(EXERCISE DIRECTIONS): Pictures aside, repeat every entry exactly.

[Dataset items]
>>

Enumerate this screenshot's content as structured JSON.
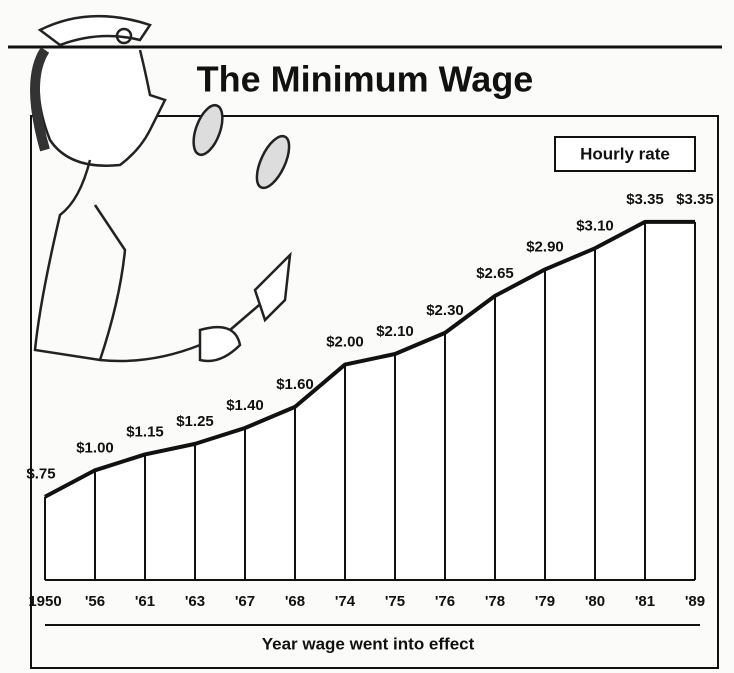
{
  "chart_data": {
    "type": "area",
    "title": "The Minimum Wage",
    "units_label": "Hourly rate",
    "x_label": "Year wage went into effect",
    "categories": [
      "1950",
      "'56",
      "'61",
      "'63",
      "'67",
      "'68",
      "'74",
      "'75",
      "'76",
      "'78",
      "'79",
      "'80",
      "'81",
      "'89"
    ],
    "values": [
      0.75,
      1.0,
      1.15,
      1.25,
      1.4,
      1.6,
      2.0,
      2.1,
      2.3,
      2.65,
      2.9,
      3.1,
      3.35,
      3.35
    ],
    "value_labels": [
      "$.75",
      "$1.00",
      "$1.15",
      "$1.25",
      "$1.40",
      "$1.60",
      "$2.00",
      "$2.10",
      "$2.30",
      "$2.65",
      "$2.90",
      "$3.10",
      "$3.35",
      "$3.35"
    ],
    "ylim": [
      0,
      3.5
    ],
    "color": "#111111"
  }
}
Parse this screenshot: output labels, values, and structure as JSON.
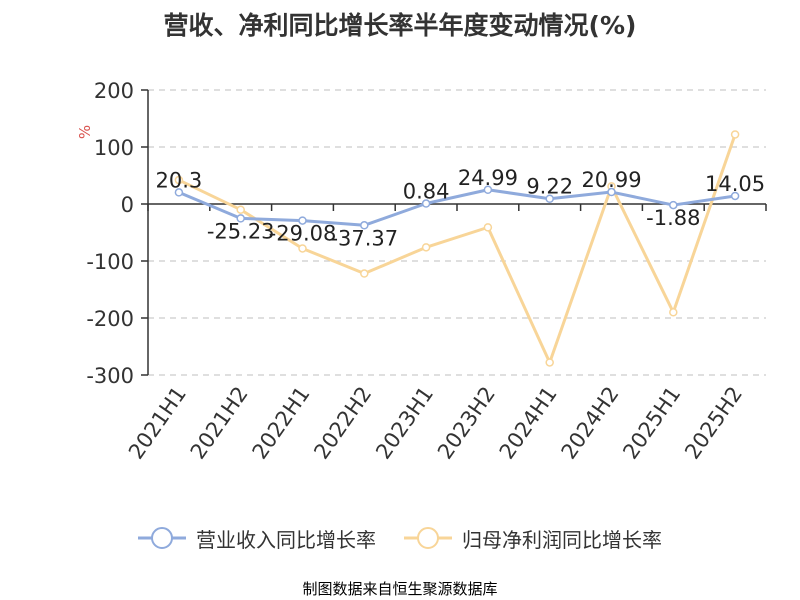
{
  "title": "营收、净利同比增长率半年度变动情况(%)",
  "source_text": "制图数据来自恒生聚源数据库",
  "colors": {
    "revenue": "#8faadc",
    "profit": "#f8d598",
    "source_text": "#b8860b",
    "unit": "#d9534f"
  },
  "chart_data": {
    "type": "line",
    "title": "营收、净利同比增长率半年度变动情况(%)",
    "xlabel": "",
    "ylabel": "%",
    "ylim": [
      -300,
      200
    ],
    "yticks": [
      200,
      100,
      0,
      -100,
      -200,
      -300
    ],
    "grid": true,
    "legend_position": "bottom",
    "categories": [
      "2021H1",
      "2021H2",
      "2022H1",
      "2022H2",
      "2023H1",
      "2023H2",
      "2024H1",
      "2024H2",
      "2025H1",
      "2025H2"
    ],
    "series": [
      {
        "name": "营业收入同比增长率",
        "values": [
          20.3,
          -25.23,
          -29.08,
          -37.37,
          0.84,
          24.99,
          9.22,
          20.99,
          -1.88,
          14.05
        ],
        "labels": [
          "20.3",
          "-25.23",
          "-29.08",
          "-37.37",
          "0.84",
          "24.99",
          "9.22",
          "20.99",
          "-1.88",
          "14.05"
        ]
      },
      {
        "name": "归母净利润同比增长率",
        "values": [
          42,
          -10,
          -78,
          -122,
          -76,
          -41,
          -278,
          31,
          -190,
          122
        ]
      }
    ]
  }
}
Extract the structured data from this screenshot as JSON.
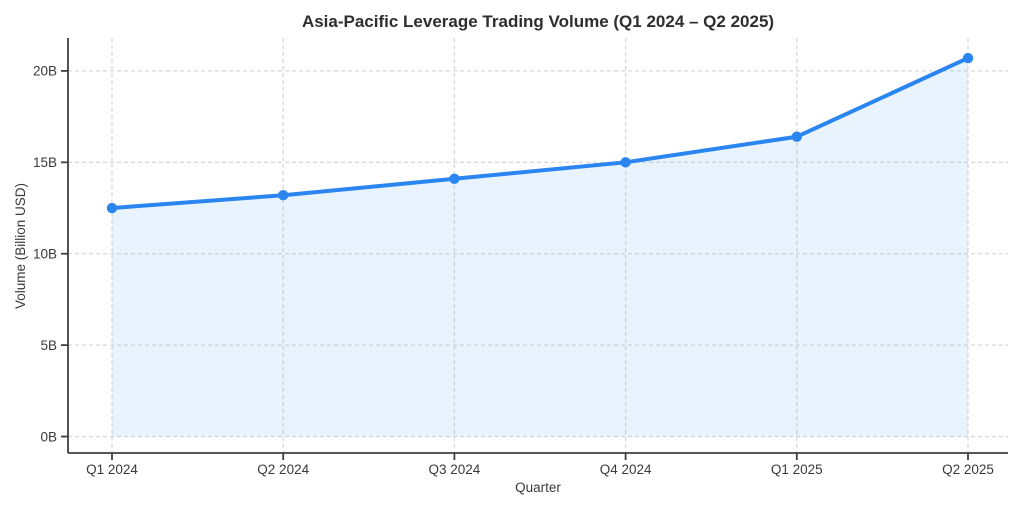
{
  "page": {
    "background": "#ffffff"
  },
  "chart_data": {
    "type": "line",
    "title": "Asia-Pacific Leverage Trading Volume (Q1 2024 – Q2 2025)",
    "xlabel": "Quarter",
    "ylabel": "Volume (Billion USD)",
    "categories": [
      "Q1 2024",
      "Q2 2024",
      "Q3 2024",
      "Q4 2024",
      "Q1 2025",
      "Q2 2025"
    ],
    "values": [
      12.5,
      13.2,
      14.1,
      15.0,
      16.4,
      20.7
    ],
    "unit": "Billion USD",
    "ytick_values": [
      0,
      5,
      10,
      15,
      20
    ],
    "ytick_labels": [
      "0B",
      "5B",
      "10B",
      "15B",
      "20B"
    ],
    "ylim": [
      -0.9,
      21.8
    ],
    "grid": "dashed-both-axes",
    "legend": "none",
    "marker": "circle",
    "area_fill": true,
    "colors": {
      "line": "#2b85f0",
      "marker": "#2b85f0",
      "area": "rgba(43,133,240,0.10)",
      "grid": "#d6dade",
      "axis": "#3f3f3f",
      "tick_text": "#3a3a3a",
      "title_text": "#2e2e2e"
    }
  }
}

<<

(OUTPUT BELOW):
Enumerate this screenshot's content as structured JSON.
{
  "chart_data": {
    "type": "area",
    "title": "The Minimum Wage",
    "units_label": "Hourly rate",
    "x_label": "Year wage went into effect",
    "categories": [
      "1950",
      "'56",
      "'61",
      "'63",
      "'67",
      "'68",
      "'74",
      "'75",
      "'76",
      "'78",
      "'79",
      "'80",
      "'81",
      "'89"
    ],
    "values": [
      0.75,
      1.0,
      1.15,
      1.25,
      1.4,
      1.6,
      2.0,
      2.1,
      2.3,
      2.65,
      2.9,
      3.1,
      3.35,
      3.35
    ],
    "value_labels": [
      "$.75",
      "$1.00",
      "$1.15",
      "$1.25",
      "$1.40",
      "$1.60",
      "$2.00",
      "$2.10",
      "$2.30",
      "$2.65",
      "$2.90",
      "$3.10",
      "$3.35",
      "$3.35"
    ],
    "ylim": [
      0,
      3.5
    ],
    "color": "#111111"
  }
}
Parse this screenshot: output labels, values, and structure as JSON.
{
  "title": "营收、净利同比增长率半年度变动情况(%)",
  "source_text": "制图数据来自恒生聚源数据库",
  "colors": {
    "revenue": "#8faadc",
    "profit": "#f8d598",
    "source_text": "#b8860b",
    "unit": "#d9534f"
  },
  "chart_data": {
    "type": "line",
    "title": "营收、净利同比增长率半年度变动情况(%)",
    "xlabel": "",
    "ylabel": "%",
    "ylim": [
      -300,
      200
    ],
    "yticks": [
      200,
      100,
      0,
      -100,
      -200,
      -300
    ],
    "grid": true,
    "legend_position": "bottom",
    "categories": [
      "2021H1",
      "2021H2",
      "2022H1",
      "2022H2",
      "2023H1",
      "2023H2",
      "2024H1",
      "2024H2",
      "2025H1",
      "2025H2"
    ],
    "series": [
      {
        "name": "营业收入同比增长率",
        "values": [
          20.3,
          -25.23,
          -29.08,
          -37.37,
          0.84,
          24.99,
          9.22,
          20.99,
          -1.88,
          14.05
        ],
        "labels": [
          "20.3",
          "-25.23",
          "-29.08",
          "-37.37",
          "0.84",
          "24.99",
          "9.22",
          "20.99",
          "-1.88",
          "14.05"
        ]
      },
      {
        "name": "归母净利润同比增长率",
        "values": [
          42,
          -10,
          -78,
          -122,
          -76,
          -41,
          -278,
          31,
          -190,
          122
        ]
      }
    ]
  }
}
Extract the structured data from this screenshot as JSON.
{
  "page": {
    "background": "#ffffff"
  },
  "chart_data": {
    "type": "line",
    "title": "Asia-Pacific Leverage Trading Volume (Q1 2024 – Q2 2025)",
    "xlabel": "Quarter",
    "ylabel": "Volume (Billion USD)",
    "categories": [
      "Q1 2024",
      "Q2 2024",
      "Q3 2024",
      "Q4 2024",
      "Q1 2025",
      "Q2 2025"
    ],
    "values": [
      12.5,
      13.2,
      14.1,
      15.0,
      16.4,
      20.7
    ],
    "unit": "Billion USD",
    "ytick_values": [
      0,
      5,
      10,
      15,
      20
    ],
    "ytick_labels": [
      "0B",
      "5B",
      "10B",
      "15B",
      "20B"
    ],
    "ylim": [
      -0.9,
      21.8
    ],
    "grid": "dashed-both-axes",
    "legend": "none",
    "marker": "circle",
    "area_fill": true,
    "colors": {
      "line": "#2b85f0",
      "marker": "#2b85f0",
      "area": "rgba(43,133,240,0.10)",
      "grid": "#d6dade",
      "axis": "#3f3f3f",
      "tick_text": "#3a3a3a",
      "title_text": "#2e2e2e"
    }
  }
}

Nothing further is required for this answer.